Goal
State how many lines of the entries below hold the word "times"; reply with nothing but the number.

Figure collection entries:
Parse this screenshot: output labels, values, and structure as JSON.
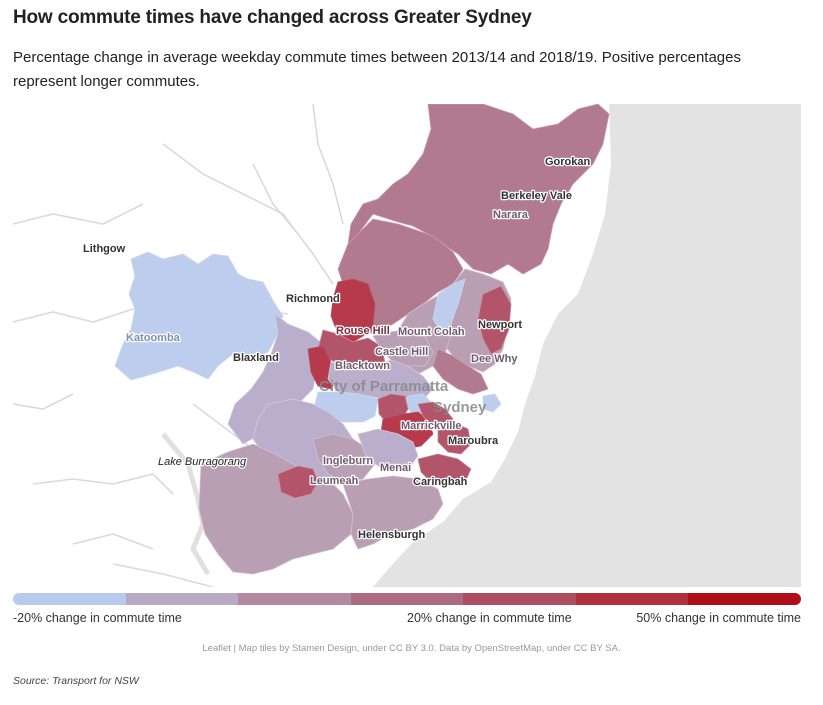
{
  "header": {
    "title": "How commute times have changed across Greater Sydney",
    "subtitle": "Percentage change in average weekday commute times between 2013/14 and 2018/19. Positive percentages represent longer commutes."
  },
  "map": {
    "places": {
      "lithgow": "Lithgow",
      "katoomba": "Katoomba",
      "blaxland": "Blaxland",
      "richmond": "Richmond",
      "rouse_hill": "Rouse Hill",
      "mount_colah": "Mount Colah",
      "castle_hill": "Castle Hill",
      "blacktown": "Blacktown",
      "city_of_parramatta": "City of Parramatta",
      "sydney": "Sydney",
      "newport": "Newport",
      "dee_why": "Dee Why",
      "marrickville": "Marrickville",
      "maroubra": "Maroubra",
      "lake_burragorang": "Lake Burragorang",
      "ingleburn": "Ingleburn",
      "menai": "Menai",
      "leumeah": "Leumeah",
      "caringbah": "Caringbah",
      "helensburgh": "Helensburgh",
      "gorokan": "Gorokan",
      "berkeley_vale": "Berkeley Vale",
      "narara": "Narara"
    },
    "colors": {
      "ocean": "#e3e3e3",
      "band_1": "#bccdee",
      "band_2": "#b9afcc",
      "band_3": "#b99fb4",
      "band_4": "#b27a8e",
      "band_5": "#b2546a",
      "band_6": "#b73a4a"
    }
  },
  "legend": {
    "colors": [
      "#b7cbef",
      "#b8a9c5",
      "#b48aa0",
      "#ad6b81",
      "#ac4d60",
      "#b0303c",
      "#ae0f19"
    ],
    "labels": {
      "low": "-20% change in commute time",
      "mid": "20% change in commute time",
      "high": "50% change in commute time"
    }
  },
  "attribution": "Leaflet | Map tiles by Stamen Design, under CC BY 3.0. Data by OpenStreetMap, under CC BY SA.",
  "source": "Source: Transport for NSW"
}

Written response
2